Stated problem » Your copy of the material must match it exactly, except that pictures are dropped.

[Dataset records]
___

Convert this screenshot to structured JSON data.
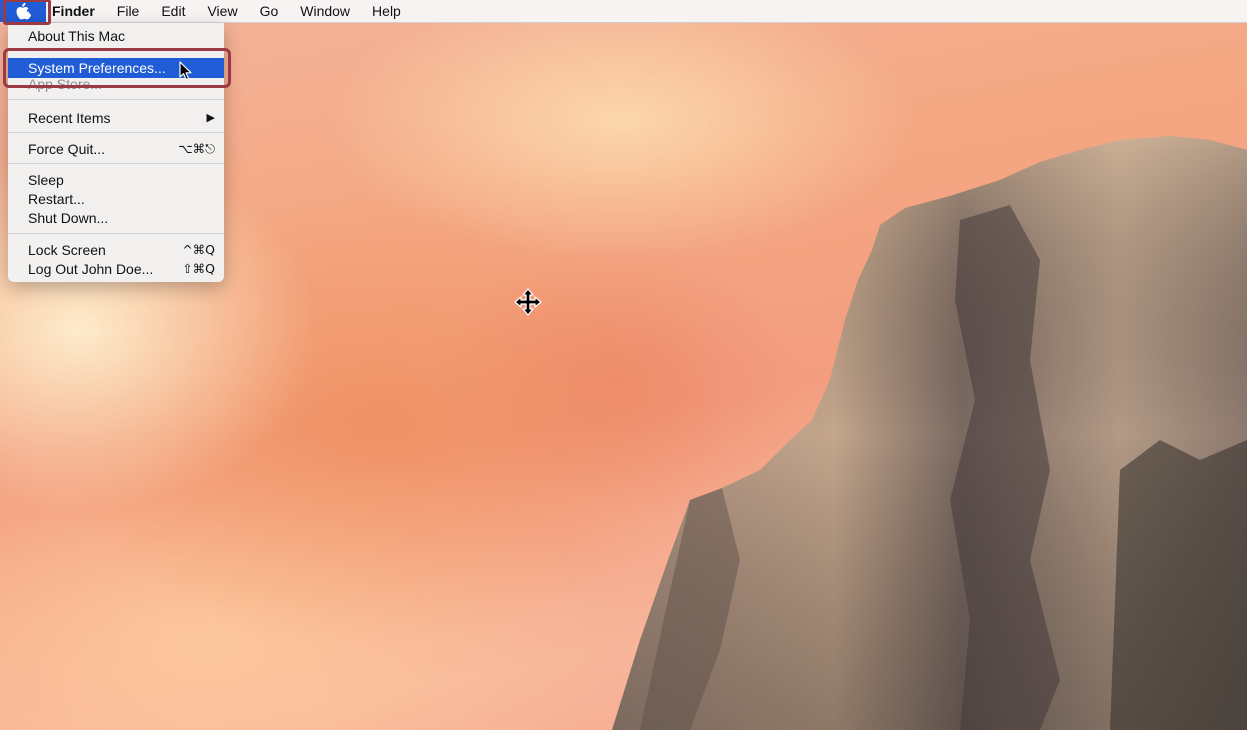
{
  "menubar": {
    "apple_icon": "apple-icon",
    "app_name": "Finder",
    "menus": [
      "File",
      "Edit",
      "View",
      "Go",
      "Window",
      "Help"
    ]
  },
  "apple_menu": {
    "about": "About This Mac",
    "system_preferences": "System Preferences...",
    "app_store": "App Store...",
    "recent_items": "Recent Items",
    "recent_items_arrow": "▶",
    "force_quit": "Force Quit...",
    "force_quit_shortcut": "⌥⌘⎋",
    "sleep": "Sleep",
    "restart": "Restart...",
    "shut_down": "Shut Down...",
    "lock_screen": "Lock Screen",
    "lock_screen_shortcut": "^⌘Q",
    "log_out": "Log Out John Doe...",
    "log_out_shortcut": "⇧⌘Q"
  },
  "colors": {
    "selection": "#1f5cd6",
    "annotation": "#9b3a45"
  },
  "icons": {
    "pointer": "arrow-cursor-icon",
    "move": "move-cursor-icon"
  }
}
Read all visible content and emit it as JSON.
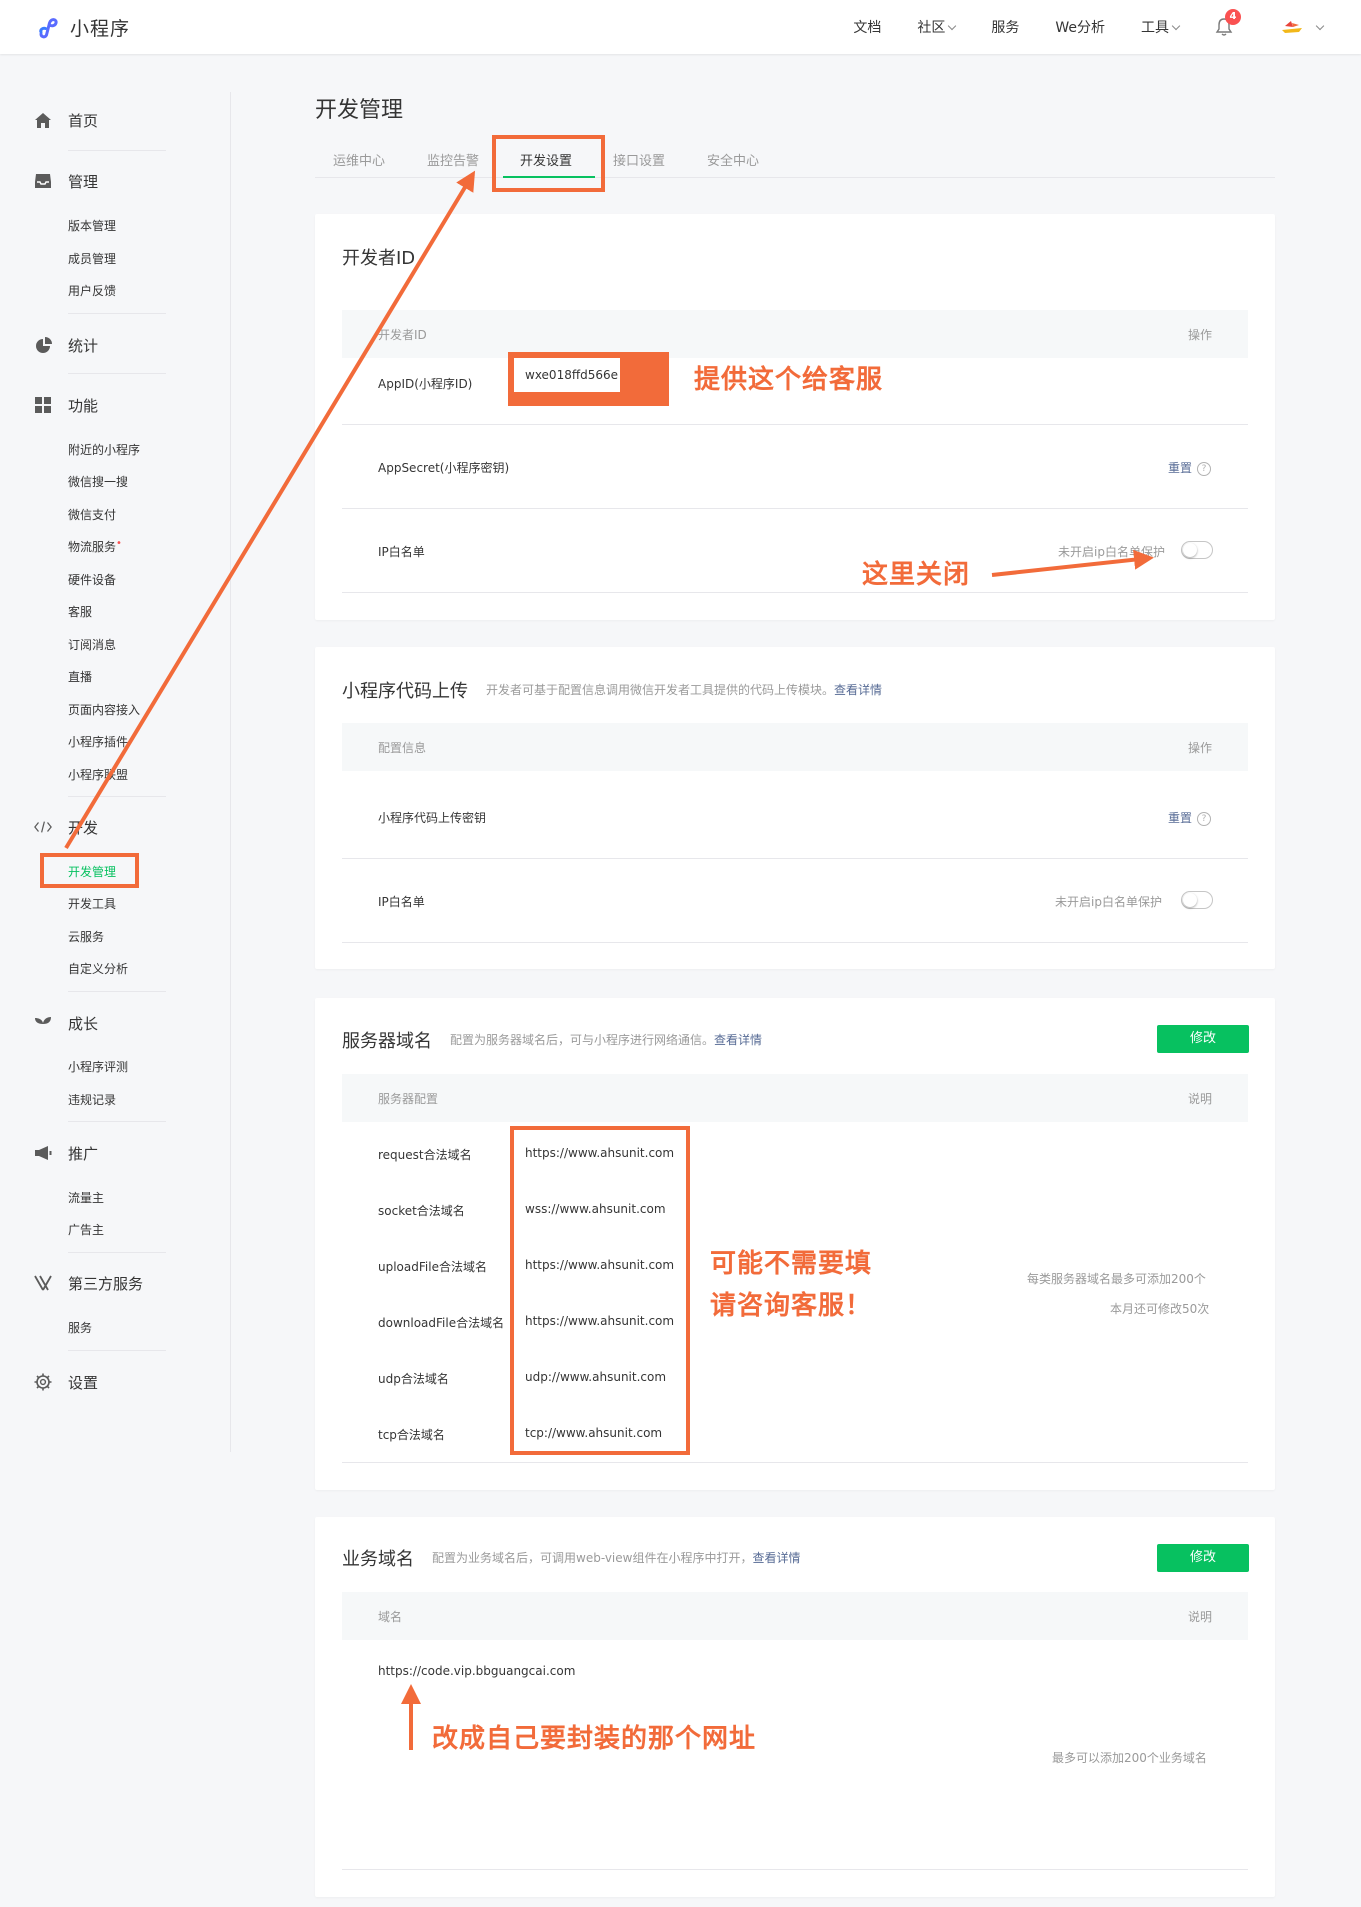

___

Result of this task »
Convert this screenshot to structured JSON data.
{
  "menubar": {
    "apple_icon": "apple-icon",
    "app_name": "Finder",
    "menus": [
      "File",
      "Edit",
      "View",
      "Go",
      "Window",
      "Help"
    ]
  },
  "apple_menu": {
    "about": "About This Mac",
    "system_preferences": "System Preferences...",
    "app_store": "App Store...",
    "recent_items": "Recent Items",
    "recent_items_arrow": "▶",
    "force_quit": "Force Quit...",
    "force_quit_shortcut": "⌥⌘⎋",
    "sleep": "Sleep",
    "restart": "Restart...",
    "shut_down": "Shut Down...",
    "lock_screen": "Lock Screen",
    "lock_screen_shortcut": "^⌘Q",
    "log_out": "Log Out John Doe...",
    "log_out_shortcut": "⇧⌘Q"
  },
  "colors": {
    "selection": "#1f5cd6",
    "annotation": "#9b3a45"
  },
  "icons": {
    "pointer": "arrow-cursor-icon",
    "move": "move-cursor-icon"
  }
}
Read all visible content and emit it as JSON.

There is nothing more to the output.